#### [EXERCISE]
Find the string "screenshot" in the data, then copy every line where it is found.

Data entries
☆ ☆ ☆

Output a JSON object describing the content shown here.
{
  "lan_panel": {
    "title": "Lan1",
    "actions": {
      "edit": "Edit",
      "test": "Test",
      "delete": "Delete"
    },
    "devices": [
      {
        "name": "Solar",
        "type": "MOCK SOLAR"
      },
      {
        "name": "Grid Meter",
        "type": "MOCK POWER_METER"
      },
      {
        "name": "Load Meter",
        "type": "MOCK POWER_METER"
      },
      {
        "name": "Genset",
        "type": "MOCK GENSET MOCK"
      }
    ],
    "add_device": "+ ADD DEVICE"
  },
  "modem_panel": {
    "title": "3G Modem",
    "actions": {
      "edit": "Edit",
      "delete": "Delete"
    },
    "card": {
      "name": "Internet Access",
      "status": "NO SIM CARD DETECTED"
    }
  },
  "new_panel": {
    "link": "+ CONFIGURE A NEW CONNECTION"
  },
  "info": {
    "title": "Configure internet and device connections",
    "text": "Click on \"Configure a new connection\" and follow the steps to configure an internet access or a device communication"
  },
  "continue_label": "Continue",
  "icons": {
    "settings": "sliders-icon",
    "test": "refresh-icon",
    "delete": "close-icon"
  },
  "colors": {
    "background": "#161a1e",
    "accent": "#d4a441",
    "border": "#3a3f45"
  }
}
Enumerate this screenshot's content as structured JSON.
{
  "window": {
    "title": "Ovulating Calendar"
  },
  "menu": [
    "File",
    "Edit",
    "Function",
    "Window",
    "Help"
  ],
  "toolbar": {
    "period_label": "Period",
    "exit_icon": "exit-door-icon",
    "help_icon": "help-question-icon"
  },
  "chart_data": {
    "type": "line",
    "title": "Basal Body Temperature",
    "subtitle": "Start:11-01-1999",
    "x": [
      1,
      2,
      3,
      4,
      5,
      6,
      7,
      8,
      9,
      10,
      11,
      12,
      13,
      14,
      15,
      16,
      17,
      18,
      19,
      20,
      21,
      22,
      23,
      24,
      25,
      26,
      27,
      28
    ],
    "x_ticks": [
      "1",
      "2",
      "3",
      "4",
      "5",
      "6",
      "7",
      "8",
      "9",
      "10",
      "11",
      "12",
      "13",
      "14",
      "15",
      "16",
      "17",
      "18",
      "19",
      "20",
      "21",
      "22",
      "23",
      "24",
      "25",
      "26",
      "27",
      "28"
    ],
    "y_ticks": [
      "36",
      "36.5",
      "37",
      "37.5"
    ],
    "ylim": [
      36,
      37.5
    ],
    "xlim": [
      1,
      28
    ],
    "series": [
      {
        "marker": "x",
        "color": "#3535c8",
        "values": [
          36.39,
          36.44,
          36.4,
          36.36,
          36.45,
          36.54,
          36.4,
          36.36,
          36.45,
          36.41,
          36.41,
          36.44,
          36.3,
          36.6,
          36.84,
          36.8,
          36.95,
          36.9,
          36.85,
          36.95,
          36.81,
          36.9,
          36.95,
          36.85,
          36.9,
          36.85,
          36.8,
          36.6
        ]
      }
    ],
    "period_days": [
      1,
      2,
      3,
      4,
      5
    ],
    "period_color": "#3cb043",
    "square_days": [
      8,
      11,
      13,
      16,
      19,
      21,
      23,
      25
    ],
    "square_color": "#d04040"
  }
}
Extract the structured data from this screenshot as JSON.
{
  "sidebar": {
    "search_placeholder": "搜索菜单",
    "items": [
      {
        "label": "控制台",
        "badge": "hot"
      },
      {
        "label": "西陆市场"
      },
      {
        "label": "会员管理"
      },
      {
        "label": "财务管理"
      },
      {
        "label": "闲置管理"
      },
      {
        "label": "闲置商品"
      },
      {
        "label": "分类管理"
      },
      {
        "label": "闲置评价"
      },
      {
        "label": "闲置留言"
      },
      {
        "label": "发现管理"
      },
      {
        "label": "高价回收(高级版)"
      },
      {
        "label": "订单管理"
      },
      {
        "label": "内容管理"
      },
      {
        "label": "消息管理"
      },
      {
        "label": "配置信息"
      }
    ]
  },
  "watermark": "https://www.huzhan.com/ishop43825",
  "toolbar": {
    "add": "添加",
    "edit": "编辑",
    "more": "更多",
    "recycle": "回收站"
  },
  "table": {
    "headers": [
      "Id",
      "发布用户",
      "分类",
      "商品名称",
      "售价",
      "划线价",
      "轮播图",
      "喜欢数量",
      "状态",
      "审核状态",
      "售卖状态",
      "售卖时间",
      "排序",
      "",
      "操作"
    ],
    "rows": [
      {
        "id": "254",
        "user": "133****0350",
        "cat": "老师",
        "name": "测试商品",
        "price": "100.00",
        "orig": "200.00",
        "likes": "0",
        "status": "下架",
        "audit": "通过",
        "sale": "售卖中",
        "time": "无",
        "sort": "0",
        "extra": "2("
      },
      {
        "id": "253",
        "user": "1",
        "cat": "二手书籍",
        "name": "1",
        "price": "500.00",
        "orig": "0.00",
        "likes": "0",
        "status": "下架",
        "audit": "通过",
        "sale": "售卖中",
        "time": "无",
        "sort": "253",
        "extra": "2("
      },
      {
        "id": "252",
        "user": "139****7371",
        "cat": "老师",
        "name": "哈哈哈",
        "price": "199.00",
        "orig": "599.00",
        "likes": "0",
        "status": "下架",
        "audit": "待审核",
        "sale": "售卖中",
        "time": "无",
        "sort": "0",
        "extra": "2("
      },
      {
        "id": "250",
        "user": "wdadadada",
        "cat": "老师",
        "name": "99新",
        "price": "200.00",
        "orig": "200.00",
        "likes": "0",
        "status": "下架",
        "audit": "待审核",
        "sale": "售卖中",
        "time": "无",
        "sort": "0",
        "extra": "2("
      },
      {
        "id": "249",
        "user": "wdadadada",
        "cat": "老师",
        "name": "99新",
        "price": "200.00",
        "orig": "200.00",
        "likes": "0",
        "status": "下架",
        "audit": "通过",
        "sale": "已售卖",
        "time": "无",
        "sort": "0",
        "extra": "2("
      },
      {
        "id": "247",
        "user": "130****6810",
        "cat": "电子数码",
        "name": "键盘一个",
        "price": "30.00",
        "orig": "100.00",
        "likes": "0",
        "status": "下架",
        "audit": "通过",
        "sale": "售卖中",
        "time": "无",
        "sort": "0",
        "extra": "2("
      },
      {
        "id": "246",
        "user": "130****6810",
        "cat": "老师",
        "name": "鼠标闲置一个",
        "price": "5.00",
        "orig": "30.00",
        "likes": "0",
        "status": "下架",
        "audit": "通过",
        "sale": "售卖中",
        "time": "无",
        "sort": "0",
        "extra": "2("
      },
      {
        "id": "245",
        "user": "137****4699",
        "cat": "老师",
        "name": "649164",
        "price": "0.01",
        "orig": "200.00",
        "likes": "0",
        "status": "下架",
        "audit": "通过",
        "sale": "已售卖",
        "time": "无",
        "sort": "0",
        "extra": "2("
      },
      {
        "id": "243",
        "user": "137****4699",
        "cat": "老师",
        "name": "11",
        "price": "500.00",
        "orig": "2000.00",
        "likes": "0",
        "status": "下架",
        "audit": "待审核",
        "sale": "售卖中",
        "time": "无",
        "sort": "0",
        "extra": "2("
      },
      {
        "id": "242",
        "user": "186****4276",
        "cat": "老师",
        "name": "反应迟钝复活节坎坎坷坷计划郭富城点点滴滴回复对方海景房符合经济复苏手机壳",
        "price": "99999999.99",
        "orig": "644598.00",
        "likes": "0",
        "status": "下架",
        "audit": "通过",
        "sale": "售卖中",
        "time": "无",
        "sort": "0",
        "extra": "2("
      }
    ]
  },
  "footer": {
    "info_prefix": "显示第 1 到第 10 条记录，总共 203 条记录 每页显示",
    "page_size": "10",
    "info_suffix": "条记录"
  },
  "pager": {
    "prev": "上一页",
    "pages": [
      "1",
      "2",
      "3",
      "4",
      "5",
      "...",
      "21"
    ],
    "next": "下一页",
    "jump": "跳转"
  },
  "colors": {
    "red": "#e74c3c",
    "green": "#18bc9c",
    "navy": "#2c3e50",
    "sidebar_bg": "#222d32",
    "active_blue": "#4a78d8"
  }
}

☆ ☆ ☆

#### [EXPECTED ANSWER]
Enumerate this screenshot's content as structured JSON.
Extract the structured data from this screenshot as JSON.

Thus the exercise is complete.